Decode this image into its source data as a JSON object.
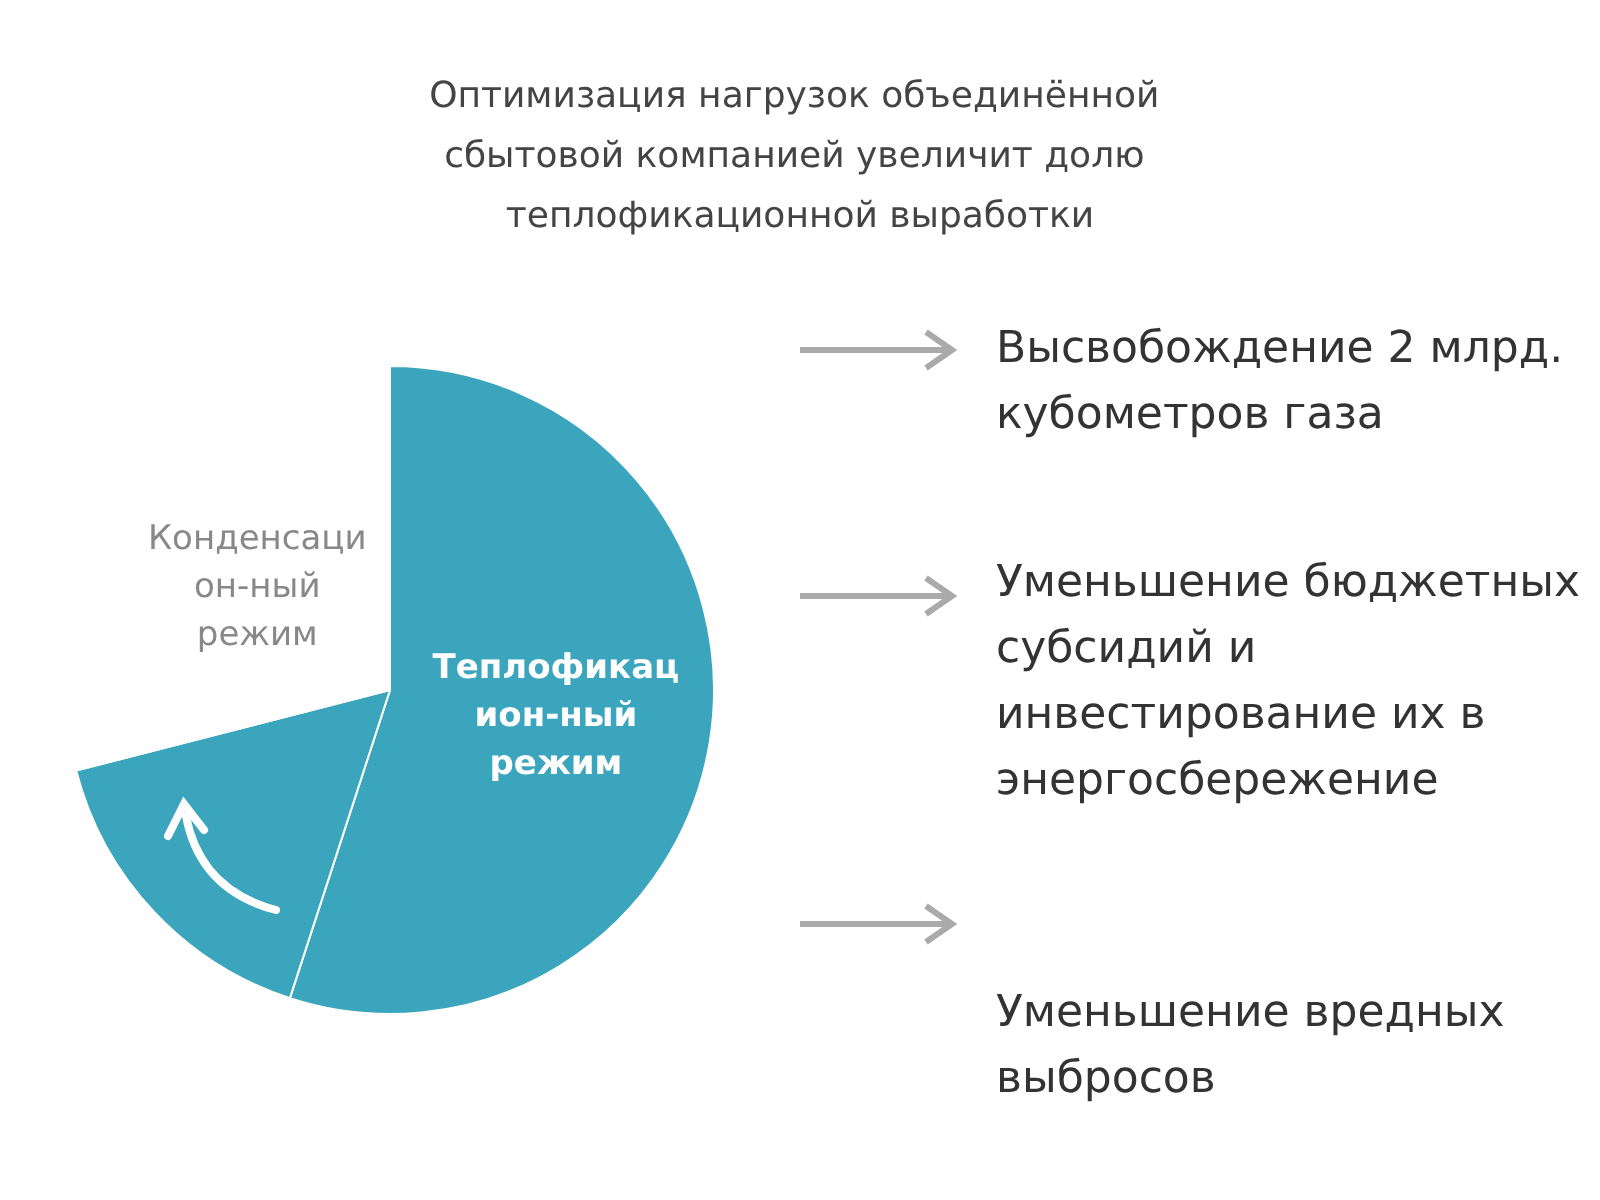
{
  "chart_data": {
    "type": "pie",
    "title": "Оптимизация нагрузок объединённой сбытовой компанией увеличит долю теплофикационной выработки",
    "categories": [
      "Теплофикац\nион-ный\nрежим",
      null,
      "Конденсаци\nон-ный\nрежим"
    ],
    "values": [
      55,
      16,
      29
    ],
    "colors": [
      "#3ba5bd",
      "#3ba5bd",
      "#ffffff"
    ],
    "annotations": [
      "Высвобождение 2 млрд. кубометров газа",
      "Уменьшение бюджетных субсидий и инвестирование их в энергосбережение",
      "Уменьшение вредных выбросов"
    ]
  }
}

━━━━━━━━━━━━━━━━━━━━━━━━━━━━━━

» **Given task**: Quote all of the entries word for word, omitting any pictures.

» **Response below**:
Decode this image into its source data as a JSON object.
{
  "chart_data": {
    "type": "pie",
    "title": "Оптимизация нагрузок объединённой сбытовой компанией увеличит долю теплофикационной выработки",
    "categories": [
      "Теплофикац\nион-ный\nрежим",
      null,
      "Конденсаци\nон-ный\nрежим"
    ],
    "values": [
      55,
      16,
      29
    ],
    "colors": [
      "#3ba5bd",
      "#3ba5bd",
      "#ffffff"
    ],
    "annotations": [
      "Высвобождение 2 млрд. кубометров газа",
      "Уменьшение бюджетных субсидий и инвестирование их в энергосбережение",
      "Уменьшение вредных выбросов"
    ]
  }
}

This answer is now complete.